▶ **WHAT THE TASK REQUIRES**
In the material below, list every line carrying the string "color".

◇ ◇ ◇ ◇ ◇

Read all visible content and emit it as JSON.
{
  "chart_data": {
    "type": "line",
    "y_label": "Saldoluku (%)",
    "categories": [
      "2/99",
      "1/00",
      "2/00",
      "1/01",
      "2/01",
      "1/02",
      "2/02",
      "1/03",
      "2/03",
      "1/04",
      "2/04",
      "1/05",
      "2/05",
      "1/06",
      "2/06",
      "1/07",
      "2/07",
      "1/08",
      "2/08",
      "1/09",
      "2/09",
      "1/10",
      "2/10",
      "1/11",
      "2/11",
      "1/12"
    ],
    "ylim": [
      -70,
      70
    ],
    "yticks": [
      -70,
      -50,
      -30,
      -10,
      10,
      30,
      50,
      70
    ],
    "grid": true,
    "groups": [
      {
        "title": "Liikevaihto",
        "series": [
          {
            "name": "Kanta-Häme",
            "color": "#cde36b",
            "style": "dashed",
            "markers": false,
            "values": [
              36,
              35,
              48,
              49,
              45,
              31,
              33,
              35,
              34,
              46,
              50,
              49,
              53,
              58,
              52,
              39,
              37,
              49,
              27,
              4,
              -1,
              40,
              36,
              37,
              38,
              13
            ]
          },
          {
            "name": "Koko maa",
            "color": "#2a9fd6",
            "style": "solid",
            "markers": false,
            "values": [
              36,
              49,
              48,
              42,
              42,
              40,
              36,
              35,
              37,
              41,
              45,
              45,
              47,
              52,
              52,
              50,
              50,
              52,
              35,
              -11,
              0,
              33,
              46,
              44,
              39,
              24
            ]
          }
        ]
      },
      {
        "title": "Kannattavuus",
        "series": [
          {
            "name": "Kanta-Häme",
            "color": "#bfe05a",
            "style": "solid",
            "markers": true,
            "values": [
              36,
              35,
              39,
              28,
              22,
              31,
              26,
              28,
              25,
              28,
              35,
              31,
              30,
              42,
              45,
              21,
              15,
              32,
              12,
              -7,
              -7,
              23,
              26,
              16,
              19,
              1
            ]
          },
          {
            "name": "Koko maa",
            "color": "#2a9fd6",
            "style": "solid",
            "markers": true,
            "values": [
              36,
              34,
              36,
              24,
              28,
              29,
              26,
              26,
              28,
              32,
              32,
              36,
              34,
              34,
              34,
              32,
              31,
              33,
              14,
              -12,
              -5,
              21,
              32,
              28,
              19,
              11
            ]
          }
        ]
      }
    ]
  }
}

◇ ◇ ◇ ◇ ◇

▶ **RESULT FOR THIS EXERCISE**
            "color": "#cde36b",
            "color": "#2a9fd6",
            "color": "#bfe05a",
            "color": "#2a9fd6",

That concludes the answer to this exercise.